▶ **Exercise goal**
Which lines contain the word "компании"? Return each of them as written.
=== Data extract ===
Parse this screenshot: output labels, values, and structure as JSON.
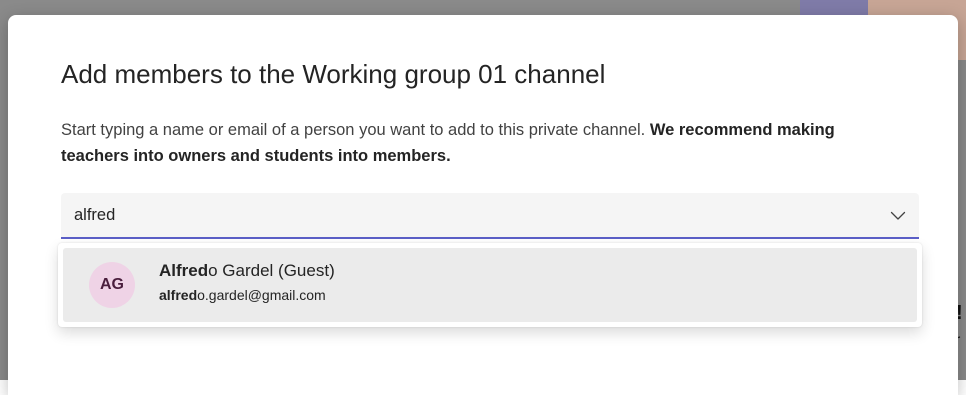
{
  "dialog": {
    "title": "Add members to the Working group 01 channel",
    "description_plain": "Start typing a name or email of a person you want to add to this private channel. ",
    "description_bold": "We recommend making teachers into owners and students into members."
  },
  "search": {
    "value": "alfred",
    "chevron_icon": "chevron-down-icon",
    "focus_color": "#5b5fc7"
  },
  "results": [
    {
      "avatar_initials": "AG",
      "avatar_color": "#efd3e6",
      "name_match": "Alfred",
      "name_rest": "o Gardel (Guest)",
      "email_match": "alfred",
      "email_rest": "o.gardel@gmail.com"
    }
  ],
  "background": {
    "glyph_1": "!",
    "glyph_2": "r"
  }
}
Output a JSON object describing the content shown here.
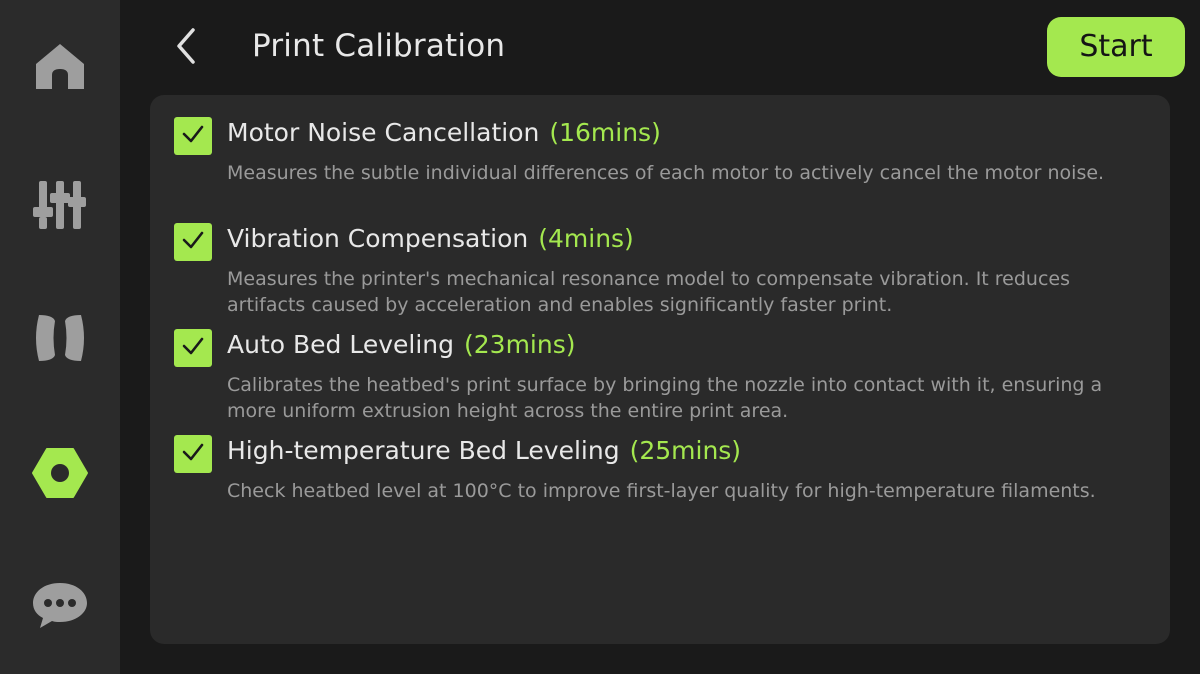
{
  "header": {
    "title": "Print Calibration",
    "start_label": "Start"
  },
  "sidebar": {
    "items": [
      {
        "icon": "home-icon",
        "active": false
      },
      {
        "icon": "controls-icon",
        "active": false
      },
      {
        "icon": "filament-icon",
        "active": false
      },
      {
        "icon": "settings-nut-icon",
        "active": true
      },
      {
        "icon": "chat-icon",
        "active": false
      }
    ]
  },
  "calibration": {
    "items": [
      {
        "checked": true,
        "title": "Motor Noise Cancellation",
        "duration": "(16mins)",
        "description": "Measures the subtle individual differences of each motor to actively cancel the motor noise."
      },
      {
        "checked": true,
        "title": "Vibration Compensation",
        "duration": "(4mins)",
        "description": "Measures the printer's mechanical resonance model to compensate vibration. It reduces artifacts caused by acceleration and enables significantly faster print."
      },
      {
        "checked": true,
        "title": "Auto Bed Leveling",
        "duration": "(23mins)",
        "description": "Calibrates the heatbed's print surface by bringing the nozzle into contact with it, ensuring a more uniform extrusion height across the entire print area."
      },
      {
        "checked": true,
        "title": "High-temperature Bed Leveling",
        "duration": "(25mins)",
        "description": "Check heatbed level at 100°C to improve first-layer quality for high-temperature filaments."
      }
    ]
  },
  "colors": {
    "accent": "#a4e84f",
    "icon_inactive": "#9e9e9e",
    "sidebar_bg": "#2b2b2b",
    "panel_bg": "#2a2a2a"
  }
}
===
=== Data extract ===
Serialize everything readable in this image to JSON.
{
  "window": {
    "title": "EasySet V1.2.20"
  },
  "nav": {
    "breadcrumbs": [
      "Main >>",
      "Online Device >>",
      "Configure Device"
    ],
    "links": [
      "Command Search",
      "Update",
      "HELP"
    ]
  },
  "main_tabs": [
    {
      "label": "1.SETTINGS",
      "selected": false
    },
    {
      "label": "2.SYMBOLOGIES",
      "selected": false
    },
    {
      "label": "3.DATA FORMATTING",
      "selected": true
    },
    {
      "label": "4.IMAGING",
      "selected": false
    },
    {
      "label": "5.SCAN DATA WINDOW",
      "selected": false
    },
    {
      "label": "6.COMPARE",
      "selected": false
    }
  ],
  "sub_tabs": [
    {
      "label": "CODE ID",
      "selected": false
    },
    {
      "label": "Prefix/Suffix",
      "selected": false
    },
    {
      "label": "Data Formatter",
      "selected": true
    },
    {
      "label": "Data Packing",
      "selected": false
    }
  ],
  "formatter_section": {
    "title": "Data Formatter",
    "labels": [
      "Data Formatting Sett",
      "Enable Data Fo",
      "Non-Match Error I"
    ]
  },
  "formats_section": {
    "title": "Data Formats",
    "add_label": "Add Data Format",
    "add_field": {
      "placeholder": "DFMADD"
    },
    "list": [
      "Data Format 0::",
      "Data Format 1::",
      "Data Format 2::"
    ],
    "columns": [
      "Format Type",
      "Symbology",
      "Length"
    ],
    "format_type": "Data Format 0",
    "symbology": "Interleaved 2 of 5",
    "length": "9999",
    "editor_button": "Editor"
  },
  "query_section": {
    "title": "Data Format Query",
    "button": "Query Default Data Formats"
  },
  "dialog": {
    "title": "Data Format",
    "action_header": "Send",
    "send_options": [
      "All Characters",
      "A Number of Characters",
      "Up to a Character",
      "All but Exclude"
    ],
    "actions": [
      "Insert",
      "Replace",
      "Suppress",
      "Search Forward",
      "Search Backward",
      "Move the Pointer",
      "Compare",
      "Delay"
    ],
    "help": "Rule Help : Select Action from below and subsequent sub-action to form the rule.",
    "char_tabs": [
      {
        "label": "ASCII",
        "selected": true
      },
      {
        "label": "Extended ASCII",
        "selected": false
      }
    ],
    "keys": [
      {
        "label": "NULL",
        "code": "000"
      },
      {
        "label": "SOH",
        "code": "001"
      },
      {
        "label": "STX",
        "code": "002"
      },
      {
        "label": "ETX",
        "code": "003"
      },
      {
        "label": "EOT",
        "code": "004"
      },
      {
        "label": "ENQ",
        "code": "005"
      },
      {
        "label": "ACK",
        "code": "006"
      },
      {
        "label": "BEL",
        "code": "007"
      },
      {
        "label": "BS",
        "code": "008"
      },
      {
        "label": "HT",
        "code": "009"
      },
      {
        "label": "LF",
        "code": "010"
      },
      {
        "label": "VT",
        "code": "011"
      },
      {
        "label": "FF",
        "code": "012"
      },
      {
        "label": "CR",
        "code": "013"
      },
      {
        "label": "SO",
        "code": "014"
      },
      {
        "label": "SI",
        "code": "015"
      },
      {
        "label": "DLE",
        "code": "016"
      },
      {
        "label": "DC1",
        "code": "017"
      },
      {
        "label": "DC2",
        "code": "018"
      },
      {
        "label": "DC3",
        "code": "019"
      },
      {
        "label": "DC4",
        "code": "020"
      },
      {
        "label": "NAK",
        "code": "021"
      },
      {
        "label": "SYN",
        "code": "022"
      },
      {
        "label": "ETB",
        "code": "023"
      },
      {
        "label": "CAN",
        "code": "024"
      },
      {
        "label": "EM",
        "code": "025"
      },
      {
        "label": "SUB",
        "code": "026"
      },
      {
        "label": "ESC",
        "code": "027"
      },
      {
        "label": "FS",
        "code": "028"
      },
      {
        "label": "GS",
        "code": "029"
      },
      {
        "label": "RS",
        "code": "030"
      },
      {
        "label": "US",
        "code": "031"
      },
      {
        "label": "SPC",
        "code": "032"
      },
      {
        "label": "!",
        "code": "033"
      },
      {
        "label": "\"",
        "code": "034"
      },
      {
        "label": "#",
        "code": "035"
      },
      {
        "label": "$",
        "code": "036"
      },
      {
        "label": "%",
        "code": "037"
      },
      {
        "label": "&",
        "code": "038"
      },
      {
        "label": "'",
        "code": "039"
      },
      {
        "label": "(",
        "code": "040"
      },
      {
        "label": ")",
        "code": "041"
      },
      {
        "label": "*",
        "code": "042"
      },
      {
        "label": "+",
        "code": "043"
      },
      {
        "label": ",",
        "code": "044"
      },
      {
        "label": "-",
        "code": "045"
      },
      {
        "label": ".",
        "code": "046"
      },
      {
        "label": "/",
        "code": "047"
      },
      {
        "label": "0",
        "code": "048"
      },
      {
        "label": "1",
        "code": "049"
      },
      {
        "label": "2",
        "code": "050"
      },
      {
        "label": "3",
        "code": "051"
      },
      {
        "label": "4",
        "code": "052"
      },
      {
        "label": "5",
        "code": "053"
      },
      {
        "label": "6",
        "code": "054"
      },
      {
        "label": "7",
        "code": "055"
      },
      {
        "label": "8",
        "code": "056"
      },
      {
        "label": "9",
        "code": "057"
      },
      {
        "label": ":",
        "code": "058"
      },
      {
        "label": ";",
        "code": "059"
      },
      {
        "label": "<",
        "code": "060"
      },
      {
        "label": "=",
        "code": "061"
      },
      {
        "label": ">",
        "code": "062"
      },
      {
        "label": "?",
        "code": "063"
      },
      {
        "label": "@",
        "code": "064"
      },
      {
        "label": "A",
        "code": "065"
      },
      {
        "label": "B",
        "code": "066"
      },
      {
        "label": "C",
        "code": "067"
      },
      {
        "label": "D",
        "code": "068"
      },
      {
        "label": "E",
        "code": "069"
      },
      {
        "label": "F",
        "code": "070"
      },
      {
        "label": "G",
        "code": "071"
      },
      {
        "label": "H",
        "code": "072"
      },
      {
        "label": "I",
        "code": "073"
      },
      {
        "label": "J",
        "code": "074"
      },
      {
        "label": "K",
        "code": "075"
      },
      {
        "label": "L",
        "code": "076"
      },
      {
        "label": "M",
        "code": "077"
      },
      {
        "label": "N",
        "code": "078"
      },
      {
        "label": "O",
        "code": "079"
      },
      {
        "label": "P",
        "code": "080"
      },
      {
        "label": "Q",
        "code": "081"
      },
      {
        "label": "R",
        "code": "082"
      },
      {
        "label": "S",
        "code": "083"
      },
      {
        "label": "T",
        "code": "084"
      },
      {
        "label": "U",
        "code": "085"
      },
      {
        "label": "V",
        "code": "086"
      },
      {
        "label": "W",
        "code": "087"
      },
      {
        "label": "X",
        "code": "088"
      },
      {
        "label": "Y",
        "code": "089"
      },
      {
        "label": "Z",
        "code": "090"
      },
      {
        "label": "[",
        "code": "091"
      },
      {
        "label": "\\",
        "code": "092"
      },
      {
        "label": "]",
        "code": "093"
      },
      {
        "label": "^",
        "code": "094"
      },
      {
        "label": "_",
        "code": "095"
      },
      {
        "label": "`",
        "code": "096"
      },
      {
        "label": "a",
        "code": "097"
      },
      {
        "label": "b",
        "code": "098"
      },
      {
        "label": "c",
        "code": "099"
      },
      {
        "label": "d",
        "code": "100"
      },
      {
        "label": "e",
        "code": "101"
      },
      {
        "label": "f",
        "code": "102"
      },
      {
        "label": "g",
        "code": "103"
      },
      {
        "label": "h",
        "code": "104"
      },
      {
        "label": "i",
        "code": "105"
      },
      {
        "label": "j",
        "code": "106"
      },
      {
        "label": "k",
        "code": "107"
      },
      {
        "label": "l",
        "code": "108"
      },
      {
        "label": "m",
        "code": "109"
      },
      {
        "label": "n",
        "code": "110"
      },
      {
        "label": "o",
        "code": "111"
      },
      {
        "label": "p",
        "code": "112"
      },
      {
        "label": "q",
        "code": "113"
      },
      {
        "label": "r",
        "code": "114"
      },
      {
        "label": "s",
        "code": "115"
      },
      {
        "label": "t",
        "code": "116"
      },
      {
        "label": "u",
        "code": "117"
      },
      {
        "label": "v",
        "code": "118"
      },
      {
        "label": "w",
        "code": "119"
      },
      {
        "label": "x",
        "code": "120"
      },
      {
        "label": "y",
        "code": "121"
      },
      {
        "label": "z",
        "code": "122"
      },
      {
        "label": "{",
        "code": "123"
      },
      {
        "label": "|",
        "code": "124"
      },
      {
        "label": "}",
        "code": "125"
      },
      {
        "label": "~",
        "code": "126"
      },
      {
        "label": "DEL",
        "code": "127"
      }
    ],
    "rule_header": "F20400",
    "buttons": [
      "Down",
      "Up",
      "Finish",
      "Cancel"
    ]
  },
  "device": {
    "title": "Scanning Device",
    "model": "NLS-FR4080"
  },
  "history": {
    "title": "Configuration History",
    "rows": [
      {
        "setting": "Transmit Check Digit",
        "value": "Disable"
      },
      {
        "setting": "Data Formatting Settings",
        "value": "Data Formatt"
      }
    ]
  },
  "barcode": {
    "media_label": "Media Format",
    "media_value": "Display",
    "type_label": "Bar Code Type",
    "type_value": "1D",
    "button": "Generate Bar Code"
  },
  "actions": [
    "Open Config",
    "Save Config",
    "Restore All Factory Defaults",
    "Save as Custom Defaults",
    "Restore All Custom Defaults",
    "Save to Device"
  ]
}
===
=== Data extract ===
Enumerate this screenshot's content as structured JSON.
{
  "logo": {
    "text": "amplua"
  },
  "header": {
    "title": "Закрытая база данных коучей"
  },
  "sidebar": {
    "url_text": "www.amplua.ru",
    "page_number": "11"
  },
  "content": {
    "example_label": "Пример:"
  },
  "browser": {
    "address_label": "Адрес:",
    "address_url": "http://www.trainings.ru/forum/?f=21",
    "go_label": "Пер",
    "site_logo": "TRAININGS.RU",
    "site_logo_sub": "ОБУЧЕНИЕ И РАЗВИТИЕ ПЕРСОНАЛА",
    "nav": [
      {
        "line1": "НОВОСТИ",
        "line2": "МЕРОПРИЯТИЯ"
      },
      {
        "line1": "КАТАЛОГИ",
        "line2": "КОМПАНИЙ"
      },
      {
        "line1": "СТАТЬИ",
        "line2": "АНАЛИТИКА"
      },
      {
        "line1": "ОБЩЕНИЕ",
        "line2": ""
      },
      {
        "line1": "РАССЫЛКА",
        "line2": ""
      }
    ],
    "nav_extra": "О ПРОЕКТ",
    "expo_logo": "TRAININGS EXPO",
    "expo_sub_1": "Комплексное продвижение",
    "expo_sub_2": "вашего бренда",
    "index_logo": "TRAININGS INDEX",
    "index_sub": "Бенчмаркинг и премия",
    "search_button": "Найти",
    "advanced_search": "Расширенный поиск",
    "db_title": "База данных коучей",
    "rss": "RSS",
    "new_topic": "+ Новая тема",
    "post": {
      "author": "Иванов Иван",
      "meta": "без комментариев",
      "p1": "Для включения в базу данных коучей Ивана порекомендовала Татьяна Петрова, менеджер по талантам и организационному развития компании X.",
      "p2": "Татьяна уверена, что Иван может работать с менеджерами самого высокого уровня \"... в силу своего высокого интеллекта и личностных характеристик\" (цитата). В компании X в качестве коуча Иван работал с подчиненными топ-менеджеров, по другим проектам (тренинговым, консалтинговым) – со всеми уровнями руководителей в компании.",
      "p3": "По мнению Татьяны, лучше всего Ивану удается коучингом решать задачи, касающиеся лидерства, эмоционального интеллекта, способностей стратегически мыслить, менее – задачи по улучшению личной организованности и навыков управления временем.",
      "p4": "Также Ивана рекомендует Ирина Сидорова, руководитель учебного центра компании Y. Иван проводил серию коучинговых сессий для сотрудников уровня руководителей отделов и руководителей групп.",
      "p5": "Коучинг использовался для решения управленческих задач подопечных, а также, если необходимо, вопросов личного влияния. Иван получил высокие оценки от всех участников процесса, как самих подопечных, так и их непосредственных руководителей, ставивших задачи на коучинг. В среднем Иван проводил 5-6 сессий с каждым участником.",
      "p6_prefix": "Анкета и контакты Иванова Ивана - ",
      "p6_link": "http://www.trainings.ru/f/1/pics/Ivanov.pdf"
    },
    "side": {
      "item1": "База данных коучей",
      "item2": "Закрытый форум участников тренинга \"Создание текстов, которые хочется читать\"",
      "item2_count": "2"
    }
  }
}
===
▶ **Completed exercise**
      "p1": "Для включения в базу данных коучей Ивана порекомендовала Татьяна Петрова, менеджер по талантам и организационному развития компании X.",
      "p2": "Татьяна уверена, что Иван может работать с менеджерами самого высокого уровня \"... в силу своего высокого интеллекта и личностных характеристик\" (цитата). В компании X в качестве коуча Иван работал с подчиненными топ-менеджеров, по другим проектам (тренинговым, консалтинговым) – со всеми уровнями руководителей в компании.",
      "p4": "Также Ивана рекомендует Ирина Сидорова, руководитель учебного центра компании Y. Иван проводил серию коучинговых сессий для сотрудников уровня руководителей отделов и руководителей групп.",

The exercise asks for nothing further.